EXTRACTED TEXT =
#####
Other News...
                        sponsored by
 

Australia to shoot 6,000 kangaroos

Send a link to a friend

[May 08, 2009]  CANBERRA, Australia (AP) -- Australia's army has started shooting 6,000 kangaroos to thin their population on an army training ground near the capital, an official said Friday, outraging conservationists who have vowed to protest.

The killings are intended to protect endangered plants and insects that share the grassy habitat with the kangaroos. A much smaller slaughter of 400 kangaroos on another Defense Department site in Canberra last year was disrupted by protesters.

Civilian marksmen contracted by the department began shooting the kangaroos on Tuesday night at Defense's Majura Training Area, where an estimated 9,000 of the wild marsupials roam, Army Brig. Brian Dawson told reporters.

"The culling is intended to reduce the kangaroo population to sustainable levels," Dawson said, describing the action as that of a "responsible landowner."

The nighttime shooting is expected to continue intermittently until August. The training ground covers more than 7,400 acres (3,000 hectares) and includes grenade and artillery firing ranges.

Bernard Brennan, president of Canberra's Animal Liberation conservation group, said protesters planned to descend on the area starting Friday night and many more would flock from around Australia next week. He could not predict how many.
#####
LISTED RECORDS =
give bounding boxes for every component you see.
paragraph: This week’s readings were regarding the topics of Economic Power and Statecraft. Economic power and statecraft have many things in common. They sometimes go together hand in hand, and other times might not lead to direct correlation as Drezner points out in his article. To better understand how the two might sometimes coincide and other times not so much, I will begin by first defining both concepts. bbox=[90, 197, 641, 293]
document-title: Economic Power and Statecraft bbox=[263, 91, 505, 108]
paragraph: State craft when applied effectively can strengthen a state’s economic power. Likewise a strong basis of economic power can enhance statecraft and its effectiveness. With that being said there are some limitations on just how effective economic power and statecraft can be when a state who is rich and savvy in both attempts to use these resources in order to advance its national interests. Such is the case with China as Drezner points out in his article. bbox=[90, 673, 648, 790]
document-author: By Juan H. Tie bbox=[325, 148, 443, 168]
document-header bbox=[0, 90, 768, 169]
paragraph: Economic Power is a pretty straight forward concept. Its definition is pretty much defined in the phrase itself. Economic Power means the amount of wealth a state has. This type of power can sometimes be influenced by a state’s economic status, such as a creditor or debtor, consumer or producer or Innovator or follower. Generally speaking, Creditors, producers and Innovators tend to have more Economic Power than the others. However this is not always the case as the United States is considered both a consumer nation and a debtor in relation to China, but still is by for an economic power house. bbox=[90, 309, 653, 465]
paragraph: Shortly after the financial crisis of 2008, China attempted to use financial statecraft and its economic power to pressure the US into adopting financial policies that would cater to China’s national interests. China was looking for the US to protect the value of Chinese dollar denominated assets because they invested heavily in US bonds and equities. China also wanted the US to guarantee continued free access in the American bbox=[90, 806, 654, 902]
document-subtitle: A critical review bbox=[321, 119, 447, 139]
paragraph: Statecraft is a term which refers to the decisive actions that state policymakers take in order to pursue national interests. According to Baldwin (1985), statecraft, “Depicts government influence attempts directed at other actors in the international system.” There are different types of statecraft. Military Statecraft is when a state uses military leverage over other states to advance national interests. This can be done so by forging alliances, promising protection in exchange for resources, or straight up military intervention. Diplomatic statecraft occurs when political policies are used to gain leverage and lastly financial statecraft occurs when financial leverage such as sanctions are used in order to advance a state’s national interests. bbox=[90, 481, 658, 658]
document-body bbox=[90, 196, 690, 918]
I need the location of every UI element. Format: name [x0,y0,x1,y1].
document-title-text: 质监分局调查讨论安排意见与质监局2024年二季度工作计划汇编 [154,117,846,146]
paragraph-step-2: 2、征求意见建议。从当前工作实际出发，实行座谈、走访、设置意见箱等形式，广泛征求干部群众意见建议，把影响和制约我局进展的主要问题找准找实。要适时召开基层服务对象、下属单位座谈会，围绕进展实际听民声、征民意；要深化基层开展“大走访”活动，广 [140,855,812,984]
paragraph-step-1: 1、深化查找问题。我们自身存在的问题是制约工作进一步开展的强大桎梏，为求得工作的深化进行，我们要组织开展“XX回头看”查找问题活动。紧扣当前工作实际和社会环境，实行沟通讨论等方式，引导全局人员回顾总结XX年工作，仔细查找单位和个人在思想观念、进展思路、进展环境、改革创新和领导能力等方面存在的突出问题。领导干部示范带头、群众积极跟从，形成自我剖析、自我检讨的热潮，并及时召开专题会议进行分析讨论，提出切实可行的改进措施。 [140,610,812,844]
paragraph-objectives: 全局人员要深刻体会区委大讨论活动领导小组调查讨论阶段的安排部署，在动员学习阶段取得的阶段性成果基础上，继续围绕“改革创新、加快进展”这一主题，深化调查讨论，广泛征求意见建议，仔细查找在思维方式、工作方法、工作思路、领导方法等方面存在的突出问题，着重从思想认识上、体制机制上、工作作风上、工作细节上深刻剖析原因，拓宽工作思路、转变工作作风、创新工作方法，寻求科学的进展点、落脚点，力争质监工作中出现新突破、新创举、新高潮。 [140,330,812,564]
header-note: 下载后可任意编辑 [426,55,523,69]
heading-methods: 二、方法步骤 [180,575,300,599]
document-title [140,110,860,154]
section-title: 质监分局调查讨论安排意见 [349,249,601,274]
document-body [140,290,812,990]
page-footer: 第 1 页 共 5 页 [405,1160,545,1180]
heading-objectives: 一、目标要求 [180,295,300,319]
#####
INSTRUCTIONS FOR THE TASK =
Copy from the kangaroo cull article, word for word, the passage starting at "The nighttime shooting" and ending at "artillery firing ranges.".

OUTPUT OF THE TASK =
The nighttime shooting is expected to continue intermittently until August. The training ground covers more than 7,400 acres (3,000 hectares) and includes grenade and artillery firing ranges.